[begin MATERIAL TO PROCESS]

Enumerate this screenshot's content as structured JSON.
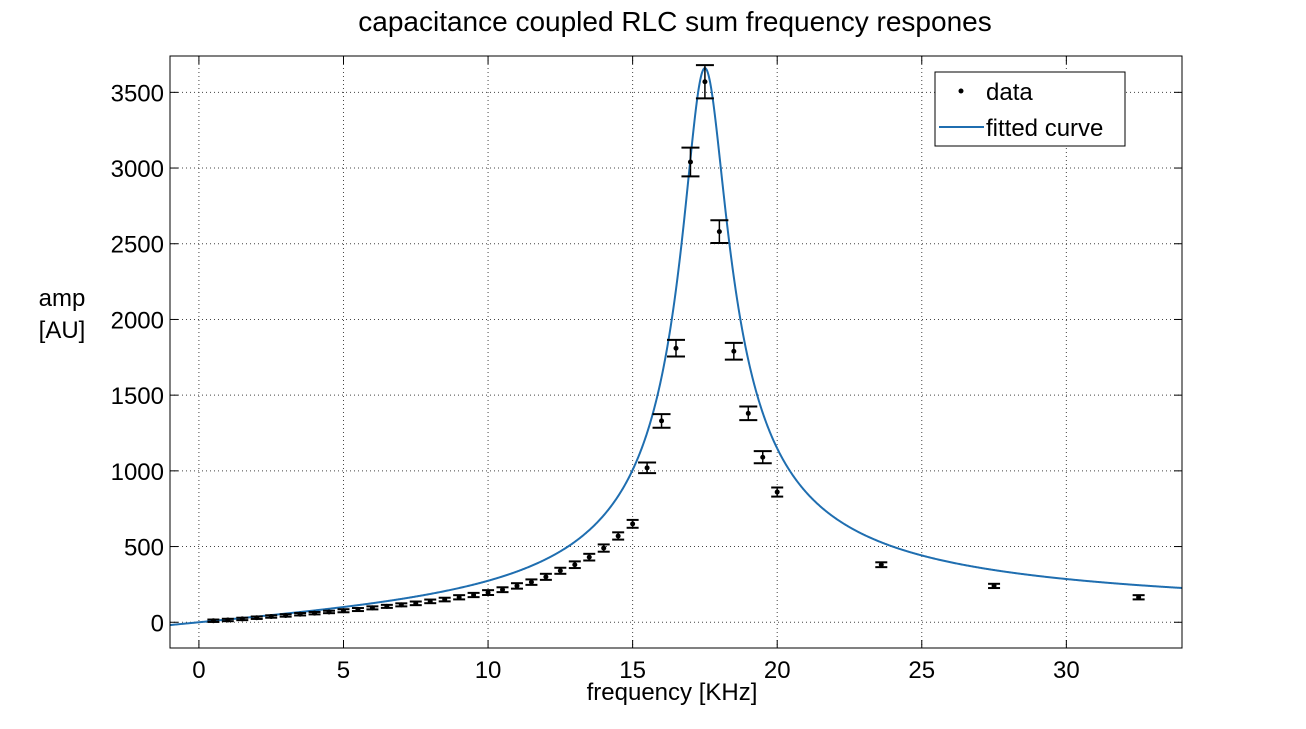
{
  "chart_data": {
    "type": "scatter",
    "title": "capacitance coupled RLC sum frequency respones",
    "xlabel": "frequency [KHz]",
    "ylabel_lines": [
      "amp",
      "[AU]"
    ],
    "xlim": [
      -1,
      34
    ],
    "ylim": [
      -170,
      3740
    ],
    "x_ticks": [
      0,
      5,
      10,
      15,
      20,
      25,
      30
    ],
    "y_ticks": [
      0,
      500,
      1000,
      1500,
      2000,
      2500,
      3000,
      3500
    ],
    "grid": true,
    "legend": {
      "position": "top-right",
      "entries": [
        "data",
        "fitted curve"
      ]
    },
    "colors": {
      "data": "#000000",
      "fit": "#1f6eb0",
      "grid": "#444444",
      "axes": "#000000"
    },
    "series": [
      {
        "name": "data",
        "kind": "points_with_error_bars",
        "x": [
          0.5,
          1.0,
          1.5,
          2.0,
          2.5,
          3.0,
          3.5,
          4.0,
          4.5,
          5.0,
          5.5,
          6.0,
          6.5,
          7.0,
          7.5,
          8.0,
          8.5,
          9.0,
          9.5,
          10.0,
          10.5,
          11.0,
          11.5,
          12.0,
          12.5,
          13.0,
          13.5,
          14.0,
          14.5,
          15.0,
          15.5,
          16.0,
          16.5,
          17.0,
          17.5,
          18.0,
          18.5,
          19.0,
          19.5,
          20.0,
          23.6,
          27.5,
          32.5
        ],
        "y": [
          10,
          15,
          22,
          30,
          38,
          45,
          53,
          60,
          68,
          76,
          84,
          95,
          105,
          115,
          125,
          138,
          150,
          165,
          180,
          196,
          215,
          240,
          265,
          300,
          340,
          380,
          430,
          490,
          570,
          650,
          1020,
          1330,
          1810,
          3040,
          3570,
          2580,
          1790,
          1380,
          1090,
          860,
          380,
          240,
          165
        ],
        "error": [
          8,
          8,
          8,
          8,
          8,
          8,
          8,
          8,
          8,
          10,
          10,
          10,
          10,
          10,
          12,
          12,
          12,
          14,
          14,
          16,
          16,
          18,
          18,
          20,
          20,
          22,
          22,
          24,
          24,
          26,
          35,
          45,
          55,
          95,
          110,
          75,
          55,
          45,
          40,
          30,
          16,
          14,
          14
        ]
      },
      {
        "name": "fitted curve",
        "kind": "line",
        "model": "lorentzian_amplitude",
        "params": {
          "f0": 17.5,
          "peak": 3660,
          "Q": 11.3
        }
      }
    ]
  }
}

[end MATERIAL TO PROCESS]

» **DO THIS**
Repeat the data in full and exactly. Omit pictures.

» **RESULT OF THIS TASK**
Enumerate this screenshot's content as structured JSON.
{
  "chart_data": {
    "type": "scatter",
    "title": "capacitance coupled RLC sum frequency respones",
    "xlabel": "frequency [KHz]",
    "ylabel_lines": [
      "amp",
      "[AU]"
    ],
    "xlim": [
      -1,
      34
    ],
    "ylim": [
      -170,
      3740
    ],
    "x_ticks": [
      0,
      5,
      10,
      15,
      20,
      25,
      30
    ],
    "y_ticks": [
      0,
      500,
      1000,
      1500,
      2000,
      2500,
      3000,
      3500
    ],
    "grid": true,
    "legend": {
      "position": "top-right",
      "entries": [
        "data",
        "fitted curve"
      ]
    },
    "colors": {
      "data": "#000000",
      "fit": "#1f6eb0",
      "grid": "#444444",
      "axes": "#000000"
    },
    "series": [
      {
        "name": "data",
        "kind": "points_with_error_bars",
        "x": [
          0.5,
          1.0,
          1.5,
          2.0,
          2.5,
          3.0,
          3.5,
          4.0,
          4.5,
          5.0,
          5.5,
          6.0,
          6.5,
          7.0,
          7.5,
          8.0,
          8.5,
          9.0,
          9.5,
          10.0,
          10.5,
          11.0,
          11.5,
          12.0,
          12.5,
          13.0,
          13.5,
          14.0,
          14.5,
          15.0,
          15.5,
          16.0,
          16.5,
          17.0,
          17.5,
          18.0,
          18.5,
          19.0,
          19.5,
          20.0,
          23.6,
          27.5,
          32.5
        ],
        "y": [
          10,
          15,
          22,
          30,
          38,
          45,
          53,
          60,
          68,
          76,
          84,
          95,
          105,
          115,
          125,
          138,
          150,
          165,
          180,
          196,
          215,
          240,
          265,
          300,
          340,
          380,
          430,
          490,
          570,
          650,
          1020,
          1330,
          1810,
          3040,
          3570,
          2580,
          1790,
          1380,
          1090,
          860,
          380,
          240,
          165
        ],
        "error": [
          8,
          8,
          8,
          8,
          8,
          8,
          8,
          8,
          8,
          10,
          10,
          10,
          10,
          10,
          12,
          12,
          12,
          14,
          14,
          16,
          16,
          18,
          18,
          20,
          20,
          22,
          22,
          24,
          24,
          26,
          35,
          45,
          55,
          95,
          110,
          75,
          55,
          45,
          40,
          30,
          16,
          14,
          14
        ]
      },
      {
        "name": "fitted curve",
        "kind": "line",
        "model": "lorentzian_amplitude",
        "params": {
          "f0": 17.5,
          "peak": 3660,
          "Q": 11.3
        }
      }
    ]
  }
}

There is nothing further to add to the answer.